REQUIRED WORK =
(1) Copy out part of the passage on Greenlight and Mastercard word for word. Start at the words "I mentioned our" and stop after "material as well.".
(2) According to the passage on Greenlight and Mastercard, why does Sherri Haymond call Gen Z a perfect generation for Mastercard to lean in to? Answer in one to three sentences.

SUPPLIED TEXT =
——
I mentioned our financial literacy game called Level Up. It really does translate what we think is a best in class curriculum that we created ourselves. We have a whole team of certified financial educators that wrote this curriculum. And we have some partnerships that helped cement that material as well.

We recently did a nationwide survey of working parents in Q1 and found 93% of parents said they actually think it should be their financial institutions’ responsibility to teach financial education to their kids, but only 16% of parents said that their financial institution does that. Now we know that every bank or credit union you talk to has some sort of financial education resource, but it’s not, for whatever reason, resonating with the kids. It’s not resonating with the parents.

Greenlight working with banks to serve Gen Z

Greenlight’s Matt Wolf: Credit unions like Community Financial Credit Union or Country Bank get the full suite of Greenlight’s core capabilities: our family digital wallet, the debit cards, the financial game, the ability to assign chores to your kids and then automate allowance through this partnership, and then the customer.

When we look at how is it that Greenlight can be in this position to have the right to play here, 71% of this generation, in our surveys, say that they expect brands that they work with to understand them. 62% expect brands to empower them. This is really core to empowerment: teaching kids and teens the basics about how to navigate finances. And by the way, even if it does come through the TikTok channel, getting that information through a trusted brand. That’s exactly what this generation, these kids and teens, are looking for. Greenlight is a brand that they trust. We also know that Mastercard is a brand that they trust.

Connecting at the values level with Gen Z

Greenlight’s Matt Wolf: I think it really boils down to a couple things: are you solving a real problem for them? Because if you’re not, they might try something, but they’re going to walk away. They’ll see right through it. They totally do. And are you continuing to provide more and more value, are you continuing to innovate and make added product features and enhancements that make it more valuable for them?

We’ve got 500 people that are only focused on helping parents and Gen Z and Gen Alpha have more financial freedom and independence, all within a safe environment. II think it really comes down to continuing just to meet this generation where they are. I mentioned Community Financial Credit Union in Michigan earlier, and through this partnership with Greenlight, they’ve done a really cool job of creating social video posts on Instagram and TikTok, with their CEO and her daughter, who’s a big Taylor Swift fan. That was part of the story that they were telling about how they use the Greenlight card and savings to save up for the small fortune it will cost to go see the Eras Tour this summer. They do a great job of using social media to promote.

Mastercard and Gen Z loyalty

Mastercard’s Sherri Haymond: This generation seeks out memorable and immersive experiences. MasterCard was the first company to come out and say that experiences matter more than things, when saying that was a big risk. And now, it seems so obvious to everyone: 78% of Gen Z say that they’re more likely to choose a brand that exposes them to new sensations and experiences. And at MasterCard, we are all about that. We’ve been evolving the priceless platform to bring new experiences, and also bring new products to market. We have sonic branding, sensory experiences that we create. We even introduced a touch card, that helps people that have sight limitations be able to understand what products they’re using. This generation is actually kind of a perfect generation for us to lean in to from a product and brand perspective, because it is the kind of wants, needs, and desires and the things that Gen Z prioritizes that are exactly the things that we’ve been prioritizing for many years. So, leaning into this generation is a really exciting opportunity for us.
——
DATA LISTING =
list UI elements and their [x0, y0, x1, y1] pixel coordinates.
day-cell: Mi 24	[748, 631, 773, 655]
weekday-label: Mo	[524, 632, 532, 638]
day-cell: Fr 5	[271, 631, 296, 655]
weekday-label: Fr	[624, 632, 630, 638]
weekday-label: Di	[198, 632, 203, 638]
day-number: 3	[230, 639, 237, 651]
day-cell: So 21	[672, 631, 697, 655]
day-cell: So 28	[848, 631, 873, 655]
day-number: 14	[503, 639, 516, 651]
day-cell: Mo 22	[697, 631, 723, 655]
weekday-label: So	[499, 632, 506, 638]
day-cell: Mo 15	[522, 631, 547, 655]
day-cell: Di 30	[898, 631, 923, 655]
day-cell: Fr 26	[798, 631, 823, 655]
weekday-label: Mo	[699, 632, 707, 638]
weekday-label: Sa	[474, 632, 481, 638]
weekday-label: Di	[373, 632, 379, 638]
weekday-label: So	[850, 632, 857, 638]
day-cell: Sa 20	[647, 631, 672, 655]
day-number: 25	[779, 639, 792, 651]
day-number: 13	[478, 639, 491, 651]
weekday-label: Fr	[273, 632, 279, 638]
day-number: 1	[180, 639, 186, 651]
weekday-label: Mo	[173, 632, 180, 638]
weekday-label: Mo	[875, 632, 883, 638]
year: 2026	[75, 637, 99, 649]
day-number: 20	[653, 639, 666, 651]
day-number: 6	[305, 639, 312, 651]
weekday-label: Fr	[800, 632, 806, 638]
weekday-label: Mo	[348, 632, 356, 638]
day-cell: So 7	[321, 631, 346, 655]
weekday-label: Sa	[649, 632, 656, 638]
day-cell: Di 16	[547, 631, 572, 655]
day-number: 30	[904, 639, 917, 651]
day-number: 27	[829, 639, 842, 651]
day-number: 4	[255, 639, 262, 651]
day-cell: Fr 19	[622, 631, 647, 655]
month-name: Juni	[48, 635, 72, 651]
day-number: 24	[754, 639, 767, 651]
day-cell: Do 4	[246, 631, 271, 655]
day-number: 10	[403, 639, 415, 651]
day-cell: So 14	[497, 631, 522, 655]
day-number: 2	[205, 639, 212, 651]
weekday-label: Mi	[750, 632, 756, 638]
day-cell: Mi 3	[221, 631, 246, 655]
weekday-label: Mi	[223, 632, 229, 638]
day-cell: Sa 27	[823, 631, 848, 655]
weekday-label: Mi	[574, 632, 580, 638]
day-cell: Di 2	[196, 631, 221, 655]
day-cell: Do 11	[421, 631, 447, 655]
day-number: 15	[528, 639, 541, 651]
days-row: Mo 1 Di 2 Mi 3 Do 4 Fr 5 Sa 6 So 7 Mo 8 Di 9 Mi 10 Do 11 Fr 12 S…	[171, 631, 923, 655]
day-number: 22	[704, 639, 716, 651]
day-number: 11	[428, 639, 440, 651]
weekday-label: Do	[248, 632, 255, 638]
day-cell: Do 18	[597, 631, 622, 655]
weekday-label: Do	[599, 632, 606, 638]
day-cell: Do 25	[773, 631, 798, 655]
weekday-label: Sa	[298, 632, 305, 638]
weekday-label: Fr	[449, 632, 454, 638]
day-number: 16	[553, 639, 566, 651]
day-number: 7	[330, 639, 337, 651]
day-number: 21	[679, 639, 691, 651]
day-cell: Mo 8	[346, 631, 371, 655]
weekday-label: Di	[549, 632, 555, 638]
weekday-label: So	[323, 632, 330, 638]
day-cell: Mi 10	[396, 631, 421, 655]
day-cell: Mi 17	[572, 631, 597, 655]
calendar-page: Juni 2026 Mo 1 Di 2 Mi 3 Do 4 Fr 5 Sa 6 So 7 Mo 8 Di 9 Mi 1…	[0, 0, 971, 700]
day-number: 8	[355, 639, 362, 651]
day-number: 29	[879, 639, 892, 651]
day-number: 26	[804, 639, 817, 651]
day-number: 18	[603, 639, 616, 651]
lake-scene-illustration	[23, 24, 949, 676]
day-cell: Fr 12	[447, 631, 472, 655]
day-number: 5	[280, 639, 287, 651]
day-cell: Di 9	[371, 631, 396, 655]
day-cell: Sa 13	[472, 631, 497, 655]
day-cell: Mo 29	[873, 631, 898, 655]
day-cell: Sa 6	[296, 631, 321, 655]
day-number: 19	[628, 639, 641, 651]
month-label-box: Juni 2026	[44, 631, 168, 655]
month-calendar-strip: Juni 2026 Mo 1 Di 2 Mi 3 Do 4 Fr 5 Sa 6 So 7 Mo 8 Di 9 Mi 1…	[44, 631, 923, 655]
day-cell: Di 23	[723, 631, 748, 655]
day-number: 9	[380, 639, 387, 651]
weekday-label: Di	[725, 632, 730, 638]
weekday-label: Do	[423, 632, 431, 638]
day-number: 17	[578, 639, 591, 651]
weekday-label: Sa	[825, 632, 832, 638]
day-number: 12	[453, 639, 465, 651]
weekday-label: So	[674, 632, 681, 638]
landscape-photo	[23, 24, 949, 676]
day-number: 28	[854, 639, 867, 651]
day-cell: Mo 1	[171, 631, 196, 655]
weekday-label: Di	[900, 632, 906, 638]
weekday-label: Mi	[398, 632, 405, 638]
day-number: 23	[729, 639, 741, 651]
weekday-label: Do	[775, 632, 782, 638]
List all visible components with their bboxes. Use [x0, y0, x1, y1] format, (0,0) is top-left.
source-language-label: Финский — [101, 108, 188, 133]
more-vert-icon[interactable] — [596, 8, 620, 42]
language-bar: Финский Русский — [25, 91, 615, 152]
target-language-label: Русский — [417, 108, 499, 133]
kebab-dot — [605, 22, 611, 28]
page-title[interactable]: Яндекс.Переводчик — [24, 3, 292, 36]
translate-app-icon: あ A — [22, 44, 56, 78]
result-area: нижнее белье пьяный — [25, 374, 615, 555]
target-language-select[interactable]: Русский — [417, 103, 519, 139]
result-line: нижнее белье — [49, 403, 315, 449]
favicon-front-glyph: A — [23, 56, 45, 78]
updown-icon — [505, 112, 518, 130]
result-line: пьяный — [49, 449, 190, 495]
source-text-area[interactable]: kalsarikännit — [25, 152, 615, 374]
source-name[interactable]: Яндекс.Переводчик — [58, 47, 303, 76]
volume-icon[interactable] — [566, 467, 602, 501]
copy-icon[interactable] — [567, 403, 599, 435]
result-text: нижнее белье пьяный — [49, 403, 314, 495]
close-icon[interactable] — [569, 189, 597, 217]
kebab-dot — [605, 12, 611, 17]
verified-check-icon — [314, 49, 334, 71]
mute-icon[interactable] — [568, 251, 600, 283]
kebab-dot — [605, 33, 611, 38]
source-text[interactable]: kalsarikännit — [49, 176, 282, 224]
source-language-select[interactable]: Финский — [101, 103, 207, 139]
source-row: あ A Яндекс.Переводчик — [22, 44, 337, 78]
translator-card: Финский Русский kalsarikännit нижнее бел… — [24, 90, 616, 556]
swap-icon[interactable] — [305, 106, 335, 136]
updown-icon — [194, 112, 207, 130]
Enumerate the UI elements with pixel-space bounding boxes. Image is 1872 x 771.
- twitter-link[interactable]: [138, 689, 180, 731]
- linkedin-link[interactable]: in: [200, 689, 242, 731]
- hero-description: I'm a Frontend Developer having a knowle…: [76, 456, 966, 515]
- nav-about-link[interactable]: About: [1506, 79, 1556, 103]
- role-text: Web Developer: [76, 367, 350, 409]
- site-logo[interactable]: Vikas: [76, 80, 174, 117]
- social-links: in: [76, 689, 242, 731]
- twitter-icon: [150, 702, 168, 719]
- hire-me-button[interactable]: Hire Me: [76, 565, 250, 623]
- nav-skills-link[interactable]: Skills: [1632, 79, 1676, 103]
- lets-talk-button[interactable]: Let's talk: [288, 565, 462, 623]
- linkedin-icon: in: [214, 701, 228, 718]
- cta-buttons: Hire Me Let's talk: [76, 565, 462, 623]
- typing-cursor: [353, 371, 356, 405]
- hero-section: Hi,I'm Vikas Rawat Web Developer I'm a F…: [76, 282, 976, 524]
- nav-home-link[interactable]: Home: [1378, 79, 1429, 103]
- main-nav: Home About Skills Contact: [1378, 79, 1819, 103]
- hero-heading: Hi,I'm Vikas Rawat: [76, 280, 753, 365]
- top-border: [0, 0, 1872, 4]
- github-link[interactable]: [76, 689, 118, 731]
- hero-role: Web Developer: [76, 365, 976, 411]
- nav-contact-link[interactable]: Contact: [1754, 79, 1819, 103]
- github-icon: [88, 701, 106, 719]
——
ANSWERS TO THE EXERCISES =
(1)
I mentioned our financial literacy game called Level Up. It really does translate what we think is a best in class curriculum that we created ourselves. We have a whole team of certified financial educators that wrote this curriculum. And we have some partnerships that helped cement that material as well.

(2) She says that what Gen Z prioritizes, its wants, needs, and desires, is exactly what Mastercard has been prioritizing for many years. She cites the finding that 78% of Gen Z are more likely to choose a brand that exposes them to new sensations and experiences, and says Mastercard is all about that.